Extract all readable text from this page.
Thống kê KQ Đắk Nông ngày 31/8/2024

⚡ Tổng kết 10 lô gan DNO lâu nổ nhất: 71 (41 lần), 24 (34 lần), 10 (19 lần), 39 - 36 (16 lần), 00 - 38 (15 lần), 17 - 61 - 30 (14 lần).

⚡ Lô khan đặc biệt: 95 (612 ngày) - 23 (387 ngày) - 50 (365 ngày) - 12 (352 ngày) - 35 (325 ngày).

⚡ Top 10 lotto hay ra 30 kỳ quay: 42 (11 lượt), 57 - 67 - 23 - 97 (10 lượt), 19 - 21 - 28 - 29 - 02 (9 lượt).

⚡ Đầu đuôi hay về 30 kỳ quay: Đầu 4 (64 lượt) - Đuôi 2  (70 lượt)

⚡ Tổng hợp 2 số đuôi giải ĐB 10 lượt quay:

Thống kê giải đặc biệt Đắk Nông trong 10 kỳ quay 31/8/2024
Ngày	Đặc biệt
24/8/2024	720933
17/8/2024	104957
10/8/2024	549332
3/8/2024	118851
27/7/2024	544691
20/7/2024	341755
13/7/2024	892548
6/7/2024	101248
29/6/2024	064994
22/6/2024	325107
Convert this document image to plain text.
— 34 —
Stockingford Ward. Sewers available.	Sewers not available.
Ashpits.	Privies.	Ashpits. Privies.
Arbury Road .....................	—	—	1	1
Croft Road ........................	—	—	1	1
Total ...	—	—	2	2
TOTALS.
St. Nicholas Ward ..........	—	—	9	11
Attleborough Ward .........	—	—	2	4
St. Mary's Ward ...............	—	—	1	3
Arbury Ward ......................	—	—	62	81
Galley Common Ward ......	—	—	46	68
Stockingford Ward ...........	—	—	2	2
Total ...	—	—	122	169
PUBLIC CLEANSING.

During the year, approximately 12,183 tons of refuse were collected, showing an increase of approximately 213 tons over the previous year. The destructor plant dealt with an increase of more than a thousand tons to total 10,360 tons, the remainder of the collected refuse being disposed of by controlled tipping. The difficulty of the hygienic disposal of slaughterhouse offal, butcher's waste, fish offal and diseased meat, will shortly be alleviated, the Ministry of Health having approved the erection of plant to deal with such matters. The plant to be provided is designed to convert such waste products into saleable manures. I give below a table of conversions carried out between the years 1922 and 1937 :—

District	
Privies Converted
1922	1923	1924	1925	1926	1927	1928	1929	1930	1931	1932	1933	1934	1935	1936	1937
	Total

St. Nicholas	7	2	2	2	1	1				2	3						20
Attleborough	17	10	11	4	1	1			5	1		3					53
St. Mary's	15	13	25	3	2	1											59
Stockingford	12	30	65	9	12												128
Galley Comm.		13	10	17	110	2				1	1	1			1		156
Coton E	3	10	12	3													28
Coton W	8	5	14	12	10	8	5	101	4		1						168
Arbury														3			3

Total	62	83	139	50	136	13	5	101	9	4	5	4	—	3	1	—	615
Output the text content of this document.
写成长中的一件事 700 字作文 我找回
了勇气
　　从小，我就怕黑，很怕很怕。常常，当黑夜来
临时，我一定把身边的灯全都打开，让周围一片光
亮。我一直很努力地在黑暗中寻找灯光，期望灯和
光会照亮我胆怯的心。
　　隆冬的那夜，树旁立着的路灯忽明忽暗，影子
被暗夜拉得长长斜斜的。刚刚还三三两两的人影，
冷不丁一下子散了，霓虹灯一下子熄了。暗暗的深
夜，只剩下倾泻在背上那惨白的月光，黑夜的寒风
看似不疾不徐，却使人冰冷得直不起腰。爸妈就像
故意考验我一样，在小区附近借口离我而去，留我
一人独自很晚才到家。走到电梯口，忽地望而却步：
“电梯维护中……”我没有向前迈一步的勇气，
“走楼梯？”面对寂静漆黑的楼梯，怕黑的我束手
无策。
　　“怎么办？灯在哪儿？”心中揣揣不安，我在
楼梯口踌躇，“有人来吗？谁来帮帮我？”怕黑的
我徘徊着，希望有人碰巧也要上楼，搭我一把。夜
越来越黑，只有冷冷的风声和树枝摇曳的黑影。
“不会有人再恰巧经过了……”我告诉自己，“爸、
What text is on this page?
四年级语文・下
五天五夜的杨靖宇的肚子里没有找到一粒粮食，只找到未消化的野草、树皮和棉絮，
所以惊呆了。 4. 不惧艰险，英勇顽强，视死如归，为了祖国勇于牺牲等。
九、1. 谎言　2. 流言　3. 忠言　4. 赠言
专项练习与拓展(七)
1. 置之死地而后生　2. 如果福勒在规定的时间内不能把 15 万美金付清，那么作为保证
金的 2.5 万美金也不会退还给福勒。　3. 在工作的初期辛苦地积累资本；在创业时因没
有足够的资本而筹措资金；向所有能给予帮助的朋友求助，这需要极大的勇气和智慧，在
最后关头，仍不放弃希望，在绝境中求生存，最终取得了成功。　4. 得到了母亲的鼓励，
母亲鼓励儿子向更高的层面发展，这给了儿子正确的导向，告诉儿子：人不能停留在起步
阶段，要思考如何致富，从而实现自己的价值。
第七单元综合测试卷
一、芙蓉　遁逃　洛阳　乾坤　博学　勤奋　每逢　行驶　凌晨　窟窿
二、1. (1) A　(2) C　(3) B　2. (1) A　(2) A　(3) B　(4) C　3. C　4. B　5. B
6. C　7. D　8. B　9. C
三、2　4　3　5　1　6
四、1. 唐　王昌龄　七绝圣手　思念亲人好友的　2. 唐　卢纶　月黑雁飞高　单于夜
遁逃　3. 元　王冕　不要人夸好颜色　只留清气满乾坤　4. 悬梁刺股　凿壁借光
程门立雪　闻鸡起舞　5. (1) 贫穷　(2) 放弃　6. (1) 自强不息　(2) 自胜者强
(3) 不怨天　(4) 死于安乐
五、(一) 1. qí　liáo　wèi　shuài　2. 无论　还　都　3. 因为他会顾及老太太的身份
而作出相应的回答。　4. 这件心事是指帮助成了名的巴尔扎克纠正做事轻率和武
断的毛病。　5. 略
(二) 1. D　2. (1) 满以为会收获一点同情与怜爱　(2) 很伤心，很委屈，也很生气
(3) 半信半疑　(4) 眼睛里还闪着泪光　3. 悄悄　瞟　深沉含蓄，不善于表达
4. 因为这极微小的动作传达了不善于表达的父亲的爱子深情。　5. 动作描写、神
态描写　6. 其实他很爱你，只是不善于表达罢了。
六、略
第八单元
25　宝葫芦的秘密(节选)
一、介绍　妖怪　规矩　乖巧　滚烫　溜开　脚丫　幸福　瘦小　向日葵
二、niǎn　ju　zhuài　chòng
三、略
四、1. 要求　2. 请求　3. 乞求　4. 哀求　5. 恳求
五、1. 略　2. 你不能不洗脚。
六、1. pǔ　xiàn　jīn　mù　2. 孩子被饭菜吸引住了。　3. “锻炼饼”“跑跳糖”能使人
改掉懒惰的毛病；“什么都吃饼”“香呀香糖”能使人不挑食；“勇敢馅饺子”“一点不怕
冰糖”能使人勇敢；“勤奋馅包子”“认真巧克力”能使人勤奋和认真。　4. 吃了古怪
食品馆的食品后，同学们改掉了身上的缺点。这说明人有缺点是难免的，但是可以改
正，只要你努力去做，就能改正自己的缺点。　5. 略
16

□ □ □ □

WHAT IS REQUIRED: Copy each line of the data exactly, leaving nothing out.

REPLY TO THE TASK:
Extract all readable text from this page.
Thống kê KQ Đắk Nông ngày 31/8/2024

⚡ Tổng kết 10 lô gan DNO lâu nổ nhất: 71 (41 lần), 24 (34 lần), 10 (19 lần), 39 - 36 (16 lần), 00 - 38 (15 lần), 17 - 61 - 30 (14 lần).

⚡ Lô khan đặc biệt: 95 (612 ngày) - 23 (387 ngày) - 50 (365 ngày) - 12 (352 ngày) - 35 (325 ngày).

⚡ Top 10 lotto hay ra 30 kỳ quay: 42 (11 lượt), 57 - 67 - 23 - 97 (10 lượt), 19 - 21 - 28 - 29 - 02 (9 lượt).

⚡ Đầu đuôi hay về 30 kỳ quay: Đầu 4 (64 lượt) - Đuôi 2  (70 lượt)

⚡ Tổng hợp 2 số đuôi giải ĐB 10 lượt quay:

Thống kê giải đặc biệt Đắk Nông trong 10 kỳ quay 31/8/2024
Ngày	Đặc biệt
24/8/2024	720933
17/8/2024	104957
10/8/2024	549332
3/8/2024	118851
27/7/2024	544691
20/7/2024	341755
13/7/2024	892548
6/7/2024	101248
29/6/2024	064994
22/6/2024	325107
Convert this document image to plain text.
— 34 —
Stockingford Ward. Sewers available.	Sewers not available.
Ashpits.	Privies.	Ashpits. Privies.
Arbury Road .....................	—	—	1	1
Croft Road ........................	—	—	1	1
Total ...	—	—	2	2
TOTALS.
St. Nicholas Ward ..........	—	—	9	11
Attleborough Ward .........	—	—	2	4
St. Mary's Ward ...............	—	—	1	3
Arbury Ward ......................	—	—	62	81
Galley Common Ward ......	—	—	46	68
Stockingford Ward ...........	—	—	2	2
Total ...	—	—	122	169
PUBLIC CLEANSING.

During the year, approximately 12,183 tons of refuse were collected, showing an increase of approximately 213 tons over the previous year. The destructor plant dealt with an increase of more than a thousand tons to total 10,360 tons, the remainder of the collected refuse being disposed of by controlled tipping. The difficulty of the hygienic disposal of slaughterhouse offal, butcher's waste, fish offal and diseased meat, will shortly be alleviated, the Ministry of Health having approved the erection of plant to deal with such matters. The plant to be provided is designed to convert such waste products into saleable manures. I give below a table of conversions carried out between the years 1922 and 1937 :—

District	
Privies Converted
1922	1923	1924	1925	1926	1927	1928	1929	1930	1931	1932	1933	1934	1935	1936	1937
	Total

St. Nicholas	7	2	2	2	1	1				2	3						20
Attleborough	17	10	11	4	1	1			5	1		3					53
St. Mary's	15	13	25	3	2	1											59
Stockingford	12	30	65	9	12												128
Galley Comm.		13	10	17	110	2				1	1	1			1		156
Coton E	3	10	12	3													28
Coton W	8	5	14	12	10	8	5	101	4		1						168
Arbury														3			3

Total	62	83	139	50	136	13	5	101	9	4	5	4	—	3	1	—	615
Output the text content of this document.
写成长中的一件事 700 字作文 我找回
了勇气
　　从小，我就怕黑，很怕很怕。常常，当黑夜来
临时，我一定把身边的灯全都打开，让周围一片光
亮。我一直很努力地在黑暗中寻找灯光，期望灯和
光会照亮我胆怯的心。
　　隆冬的那夜，树旁立着的路灯忽明忽暗，影子
被暗夜拉得长长斜斜的。刚刚还三三两两的人影，
冷不丁一下子散了，霓虹灯一下子熄了。暗暗的深
夜，只剩下倾泻在背上那惨白的月光，黑夜的寒风
看似不疾不徐，却使人冰冷得直不起腰。爸妈就像
故意考验我一样，在小区附近借口离我而去，留我
一人独自很晚才到家。走到电梯口，忽地望而却步：
“电梯维护中……”我没有向前迈一步的勇气，
“走楼梯？”面对寂静漆黑的楼梯，怕黑的我束手
无策。
　　“怎么办？灯在哪儿？”心中揣揣不安，我在
楼梯口踌躇，“有人来吗？谁来帮帮我？”怕黑的
我徘徊着，希望有人碰巧也要上楼，搭我一把。夜
越来越黑，只有冷冷的风声和树枝摇曳的黑影。
“不会有人再恰巧经过了……”我告诉自己，“爸、
What text is on this page?
四年级语文・下
五天五夜的杨靖宇的肚子里没有找到一粒粮食，只找到未消化的野草、树皮和棉絮，
所以惊呆了。 4. 不惧艰险，英勇顽强，视死如归，为了祖国勇于牺牲等。
九、1. 谎言　2. 流言　3. 忠言　4. 赠言
专项练习与拓展(七)
1. 置之死地而后生　2. 如果福勒在规定的时间内不能把 15 万美金付清，那么作为保证
金的 2.5 万美金也不会退还给福勒。　3. 在工作的初期辛苦地积累资本；在创业时因没
有足够的资本而筹措资金；向所有能给予帮助的朋友求助，这需要极大的勇气和智慧，在
最后关头，仍不放弃希望，在绝境中求生存，最终取得了成功。　4. 得到了母亲的鼓励，
母亲鼓励儿子向更高的层面发展，这给了儿子正确的导向，告诉儿子：人不能停留在起步
阶段，要思考如何致富，从而实现自己的价值。
第七单元综合测试卷
一、芙蓉　遁逃　洛阳　乾坤　博学　勤奋　每逢　行驶　凌晨　窟窿
二、1. (1) A　(2) C　(3) B　2. (1) A　(2) A　(3) B　(4) C　3. C　4. B　5. B
6. C　7. D　8. B　9. C
三、2　4　3　5　1　6
四、1. 唐　王昌龄　七绝圣手　思念亲人好友的　2. 唐　卢纶　月黑雁飞高　单于夜
遁逃　3. 元　王冕　不要人夸好颜色　只留清气满乾坤　4. 悬梁刺股　凿壁借光
程门立雪　闻鸡起舞　5. (1) 贫穷　(2) 放弃　6. (1) 自强不息　(2) 自胜者强
(3) 不怨天　(4) 死于安乐
五、(一) 1. qí　liáo　wèi　shuài　2. 无论　还　都　3. 因为他会顾及老太太的身份
而作出相应的回答。　4. 这件心事是指帮助成了名的巴尔扎克纠正做事轻率和武
断的毛病。　5. 略
(二) 1. D　2. (1) 满以为会收获一点同情与怜爱　(2) 很伤心，很委屈，也很生气
(3) 半信半疑　(4) 眼睛里还闪着泪光　3. 悄悄　瞟　深沉含蓄，不善于表达
4. 因为这极微小的动作传达了不善于表达的父亲的爱子深情。　5. 动作描写、神
态描写　6. 其实他很爱你，只是不善于表达罢了。
六、略
第八单元
25　宝葫芦的秘密(节选)
一、介绍　妖怪　规矩　乖巧　滚烫　溜开　脚丫　幸福　瘦小　向日葵
二、niǎn　ju　zhuài　chòng
三、略
四、1. 要求　2. 请求　3. 乞求　4. 哀求　5. 恳求
五、1. 略　2. 你不能不洗脚。
六、1. pǔ　xiàn　jīn　mù　2. 孩子被饭菜吸引住了。　3. “锻炼饼”“跑跳糖”能使人
改掉懒惰的毛病；“什么都吃饼”“香呀香糖”能使人不挑食；“勇敢馅饺子”“一点不怕
冰糖”能使人勇敢；“勤奋馅包子”“认真巧克力”能使人勤奋和认真。　4. 吃了古怪
食品馆的食品后，同学们改掉了身上的缺点。这说明人有缺点是难免的，但是可以改
正，只要你努力去做，就能改正自己的缺点。　5. 略
16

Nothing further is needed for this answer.